- **LISTED RECORDS**
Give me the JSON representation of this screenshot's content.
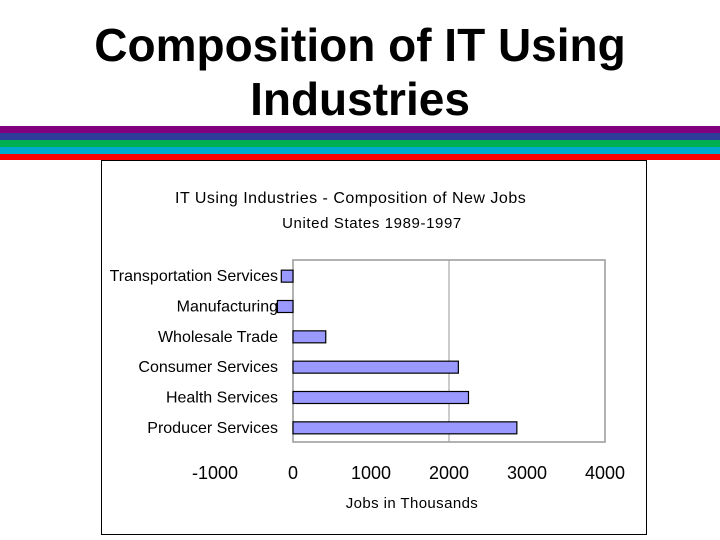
{
  "slide": {
    "title_line1": "Composition of IT Using",
    "title_line2": "Industries",
    "stripe_colors": [
      "#800080",
      "#2e3b9a",
      "#00b050",
      "#00aacc",
      "#ff0000"
    ]
  },
  "chart_data": {
    "type": "bar",
    "orientation": "horizontal",
    "title": "IT Using Industries - Composition of New Jobs",
    "subtitle": "United States 1989-1997",
    "xlabel": "Jobs in Thousands",
    "ylabel": "",
    "xlim": [
      -1000,
      4000
    ],
    "xticks": [
      "-1000",
      "0",
      "1000",
      "2000",
      "3000",
      "4000"
    ],
    "tick_values": [
      -1000,
      0,
      1000,
      2000,
      3000,
      4000
    ],
    "categories": [
      "Transportation Services",
      "Manufacturing",
      "Wholesale Trade",
      "Consumer Services",
      "Health Services",
      "Producer Services"
    ],
    "values": [
      -150,
      -200,
      420,
      2120,
      2250,
      2870
    ],
    "bar_color": "#9999ff",
    "grid": "vertical line at 2000",
    "legend": "none"
  }
}
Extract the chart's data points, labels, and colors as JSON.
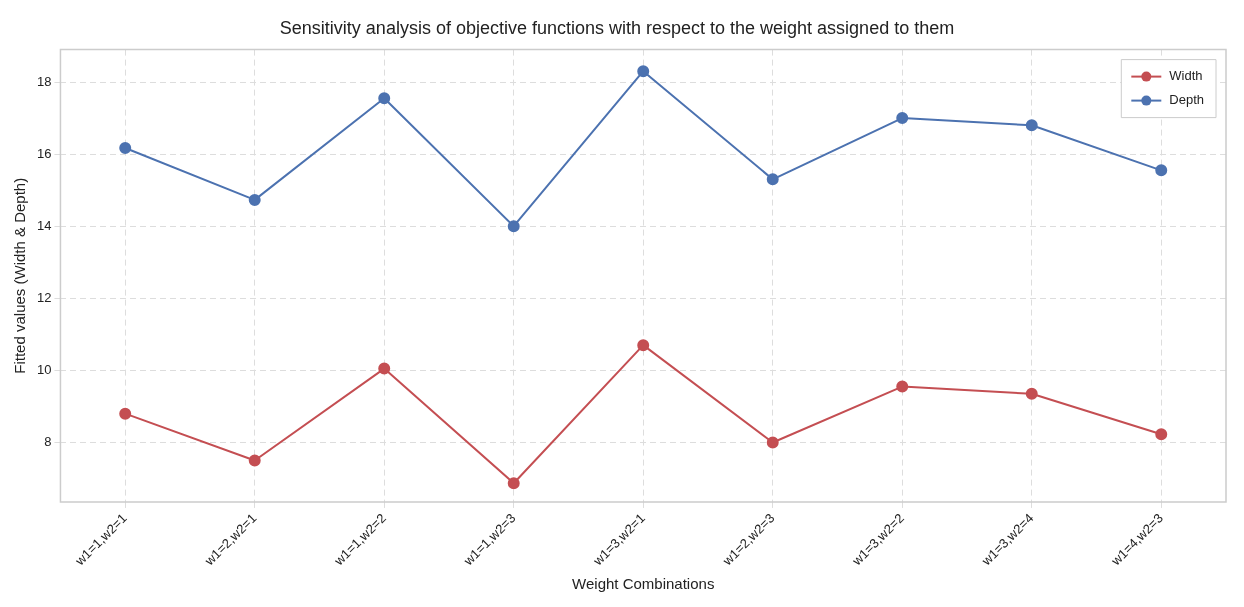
{
  "chart_data": {
    "type": "line",
    "title": "Sensitivity analysis of objective functions with respect to the weight assigned to them",
    "xlabel": "Weight Combinations",
    "ylabel": "Fitted values (Width & Depth)",
    "categories": [
      "w1=1,w2=1",
      "w1=2,w2=1",
      "w1=1,w2=2",
      "w1=1,w2=3",
      "w1=3,w2=1",
      "w1=2,w2=3",
      "w1=3,w2=2",
      "w1=3,w2=4",
      "w1=4,w2=3"
    ],
    "series": [
      {
        "name": "Width",
        "color": "#c44e52",
        "values": [
          8.8,
          7.5,
          10.05,
          6.87,
          10.7,
          8.0,
          9.55,
          9.35,
          8.23
        ]
      },
      {
        "name": "Depth",
        "color": "#4c72b0",
        "values": [
          16.17,
          14.73,
          17.55,
          14.0,
          18.3,
          15.3,
          17.0,
          16.8,
          15.55
        ]
      }
    ],
    "ylim": [
      6.35,
      18.9
    ],
    "yticks": [
      8,
      10,
      12,
      14,
      16,
      18
    ],
    "grid": true,
    "legend": "top right",
    "marker": "circle",
    "line_style": "solid"
  }
}
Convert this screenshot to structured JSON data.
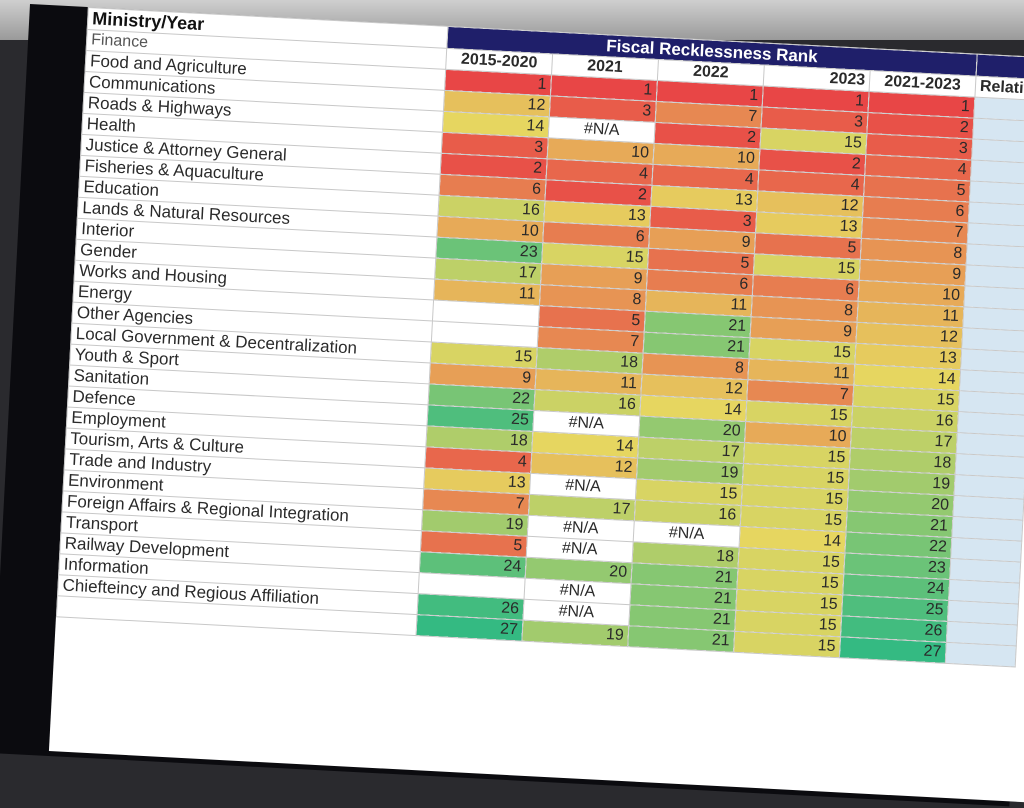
{
  "sheet": {
    "corner_label": "Ministry/Year",
    "group_header": "Fiscal Recklessness Rank",
    "columns": [
      "2015-2020",
      "2021",
      "2022",
      "2023",
      "2021-2023",
      "Relativ"
    ],
    "rows": [
      {
        "name": "Finance",
        "v": [
          "",
          "",
          "",
          "",
          "",
          ""
        ]
      },
      {
        "name": "Food and Agriculture",
        "v": [
          "1",
          "1",
          "1",
          "1",
          "1",
          ""
        ]
      },
      {
        "name": "Communications",
        "v": [
          "12",
          "3",
          "7",
          "3",
          "2",
          ""
        ]
      },
      {
        "name": "Roads & Highways",
        "v": [
          "14",
          "#N/A",
          "2",
          "15",
          "3",
          ""
        ]
      },
      {
        "name": "Health",
        "v": [
          "3",
          "10",
          "10",
          "2",
          "4",
          ""
        ]
      },
      {
        "name": "Justice & Attorney General",
        "v": [
          "2",
          "4",
          "4",
          "4",
          "5",
          ""
        ]
      },
      {
        "name": "Fisheries & Aquaculture",
        "v": [
          "6",
          "2",
          "13",
          "12",
          "6",
          ""
        ]
      },
      {
        "name": "Education",
        "v": [
          "16",
          "13",
          "3",
          "13",
          "7",
          ""
        ]
      },
      {
        "name": "Lands & Natural Resources",
        "v": [
          "10",
          "6",
          "9",
          "5",
          "8",
          ""
        ]
      },
      {
        "name": "Interior",
        "v": [
          "23",
          "15",
          "5",
          "15",
          "9",
          ""
        ]
      },
      {
        "name": "Gender",
        "v": [
          "17",
          "9",
          "6",
          "6",
          "10",
          ""
        ]
      },
      {
        "name": "Works and Housing",
        "v": [
          "11",
          "8",
          "11",
          "8",
          "11",
          ""
        ]
      },
      {
        "name": "Energy",
        "v": [
          "",
          "5",
          "21",
          "9",
          "12",
          ""
        ]
      },
      {
        "name": "Other Agencies",
        "v": [
          "",
          "7",
          "21",
          "15",
          "13",
          ""
        ]
      },
      {
        "name": "Local Government & Decentralization",
        "v": [
          "15",
          "18",
          "8",
          "11",
          "14",
          ""
        ]
      },
      {
        "name": "Youth & Sport",
        "v": [
          "9",
          "11",
          "12",
          "7",
          "15",
          ""
        ]
      },
      {
        "name": "Sanitation",
        "v": [
          "22",
          "16",
          "14",
          "15",
          "16",
          ""
        ]
      },
      {
        "name": "Defence",
        "v": [
          "25",
          "#N/A",
          "20",
          "10",
          "17",
          ""
        ]
      },
      {
        "name": "Employment",
        "v": [
          "18",
          "14",
          "17",
          "15",
          "18",
          ""
        ]
      },
      {
        "name": "Tourism, Arts & Culture",
        "v": [
          "4",
          "12",
          "19",
          "15",
          "19",
          ""
        ]
      },
      {
        "name": "Trade and Industry",
        "v": [
          "13",
          "#N/A",
          "15",
          "15",
          "20",
          ""
        ]
      },
      {
        "name": "Environment",
        "v": [
          "7",
          "17",
          "16",
          "15",
          "21",
          ""
        ]
      },
      {
        "name": "Foreign Affairs & Regional Integration",
        "v": [
          "19",
          "#N/A",
          "#N/A",
          "14",
          "22",
          ""
        ]
      },
      {
        "name": "Transport",
        "v": [
          "5",
          "#N/A",
          "18",
          "15",
          "23",
          ""
        ]
      },
      {
        "name": "Railway Development",
        "v": [
          "24",
          "20",
          "21",
          "15",
          "24",
          ""
        ]
      },
      {
        "name": "Information",
        "v": [
          "",
          "#N/A",
          "21",
          "15",
          "25",
          ""
        ]
      },
      {
        "name": "Chiefteincy and Regious Affiliation",
        "v": [
          "26",
          "#N/A",
          "21",
          "15",
          "26",
          ""
        ]
      },
      {
        "name": "",
        "v": [
          "27",
          "19",
          "21",
          "15",
          "27",
          ""
        ]
      }
    ]
  }
}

- **GIVEN PROBLEM**
Omit the pictures and reproduce the listing exactly.

- **EXERCISE RESULT**
Give me the JSON representation of this screenshot's content.
{
  "slide": {
    "title_line1": "Composition of IT Using",
    "title_line2": "Industries",
    "stripe_colors": [
      "#800080",
      "#2e3b9a",
      "#00b050",
      "#00aacc",
      "#ff0000"
    ]
  },
  "chart_data": {
    "type": "bar",
    "orientation": "horizontal",
    "title": "IT Using Industries - Composition of New Jobs",
    "subtitle": "United States 1989-1997",
    "xlabel": "Jobs in Thousands",
    "ylabel": "",
    "xlim": [
      -1000,
      4000
    ],
    "xticks": [
      "-1000",
      "0",
      "1000",
      "2000",
      "3000",
      "4000"
    ],
    "tick_values": [
      -1000,
      0,
      1000,
      2000,
      3000,
      4000
    ],
    "categories": [
      "Transportation Services",
      "Manufacturing",
      "Wholesale Trade",
      "Consumer Services",
      "Health Services",
      "Producer Services"
    ],
    "values": [
      -150,
      -200,
      420,
      2120,
      2250,
      2870
    ],
    "bar_color": "#9999ff",
    "grid": "vertical line at 2000",
    "legend": "none"
  }
}
Extract the chart's data points, labels, and colors as JSON.
{
  "chart_data": {
    "type": "line",
    "title": "Sensitivity analysis of objective functions with respect to the weight assigned to them",
    "xlabel": "Weight Combinations",
    "ylabel": "Fitted values (Width & Depth)",
    "categories": [
      "w1=1,w2=1",
      "w1=2,w2=1",
      "w1=1,w2=2",
      "w1=1,w2=3",
      "w1=3,w2=1",
      "w1=2,w2=3",
      "w1=3,w2=2",
      "w1=3,w2=4",
      "w1=4,w2=3"
    ],
    "series": [
      {
        "name": "Width",
        "color": "#c44e52",
        "values": [
          8.8,
          7.5,
          10.05,
          6.87,
          10.7,
          8.0,
          9.55,
          9.35,
          8.23
        ]
      },
      {
        "name": "Depth",
        "color": "#4c72b0",
        "values": [
          16.17,
          14.73,
          17.55,
          14.0,
          18.3,
          15.3,
          17.0,
          16.8,
          15.55
        ]
      }
    ],
    "ylim": [
      6.35,
      18.9
    ],
    "yticks": [
      8,
      10,
      12,
      14,
      16,
      18
    ],
    "grid": true,
    "legend": "top right",
    "marker": "circle",
    "line_style": "solid"
  }
}
Convert this screenshot to structured JSON data.
{
  "sheet": {
    "corner_label": "Ministry/Year",
    "group_header": "Fiscal Recklessness Rank",
    "columns": [
      "2015-2020",
      "2021",
      "2022",
      "2023",
      "2021-2023",
      "Relativ"
    ],
    "rows": [
      {
        "name": "Finance",
        "v": [
          "",
          "",
          "",
          "",
          "",
          ""
        ]
      },
      {
        "name": "Food and Agriculture",
        "v": [
          "1",
          "1",
          "1",
          "1",
          "1",
          ""
        ]
      },
      {
        "name": "Communications",
        "v": [
          "12",
          "3",
          "7",
          "3",
          "2",
          ""
        ]
      },
      {
        "name": "Roads & Highways",
        "v": [
          "14",
          "#N/A",
          "2",
          "15",
          "3",
          ""
        ]
      },
      {
        "name": "Health",
        "v": [
          "3",
          "10",
          "10",
          "2",
          "4",
          ""
        ]
      },
      {
        "name": "Justice & Attorney General",
        "v": [
          "2",
          "4",
          "4",
          "4",
          "5",
          ""
        ]
      },
      {
        "name": "Fisheries & Aquaculture",
        "v": [
          "6",
          "2",
          "13",
          "12",
          "6",
          ""
        ]
      },
      {
        "name": "Education",
        "v": [
          "16",
          "13",
          "3",
          "13",
          "7",
          ""
        ]
      },
      {
        "name": "Lands & Natural Resources",
        "v": [
          "10",
          "6",
          "9",
          "5",
          "8",
          ""
        ]
      },
      {
        "name": "Interior",
        "v": [
          "23",
          "15",
          "5",
          "15",
          "9",
          ""
        ]
      },
      {
        "name": "Gender",
        "v": [
          "17",
          "9",
          "6",
          "6",
          "10",
          ""
        ]
      },
      {
        "name": "Works and Housing",
        "v": [
          "11",
          "8",
          "11",
          "8",
          "11",
          ""
        ]
      },
      {
        "name": "Energy",
        "v": [
          "",
          "5",
          "21",
          "9",
          "12",
          ""
        ]
      },
      {
        "name": "Other Agencies",
        "v": [
          "",
          "7",
          "21",
          "15",
          "13",
          ""
        ]
      },
      {
        "name": "Local Government & Decentralization",
        "v": [
          "15",
          "18",
          "8",
          "11",
          "14",
          ""
        ]
      },
      {
        "name": "Youth & Sport",
        "v": [
          "9",
          "11",
          "12",
          "7",
          "15",
          ""
        ]
      },
      {
        "name": "Sanitation",
        "v": [
          "22",
          "16",
          "14",
          "15",
          "16",
          ""
        ]
      },
      {
        "name": "Defence",
        "v": [
          "25",
          "#N/A",
          "20",
          "10",
          "17",
          ""
        ]
      },
      {
        "name": "Employment",
        "v": [
          "18",
          "14",
          "17",
          "15",
          "18",
          ""
        ]
      },
      {
        "name": "Tourism, Arts & Culture",
        "v": [
          "4",
          "12",
          "19",
          "15",
          "19",
          ""
        ]
      },
      {
        "name": "Trade and Industry",
        "v": [
          "13",
          "#N/A",
          "15",
          "15",
          "20",
          ""
        ]
      },
      {
        "name": "Environment",
        "v": [
          "7",
          "17",
          "16",
          "15",
          "21",
          ""
        ]
      },
      {
        "name": "Foreign Affairs & Regional Integration",
        "v": [
          "19",
          "#N/A",
          "#N/A",
          "14",
          "22",
          ""
        ]
      },
      {
        "name": "Transport",
        "v": [
          "5",
          "#N/A",
          "18",
          "15",
          "23",
          ""
        ]
      },
      {
        "name": "Railway Development",
        "v": [
          "24",
          "20",
          "21",
          "15",
          "24",
          ""
        ]
      },
      {
        "name": "Information",
        "v": [
          "",
          "#N/A",
          "21",
          "15",
          "25",
          ""
        ]
      },
      {
        "name": "Chiefteincy and Regious Affiliation",
        "v": [
          "26",
          "#N/A",
          "21",
          "15",
          "26",
          ""
        ]
      },
      {
        "name": "",
        "v": [
          "27",
          "19",
          "21",
          "15",
          "27",
          ""
        ]
      }
    ]
  }
}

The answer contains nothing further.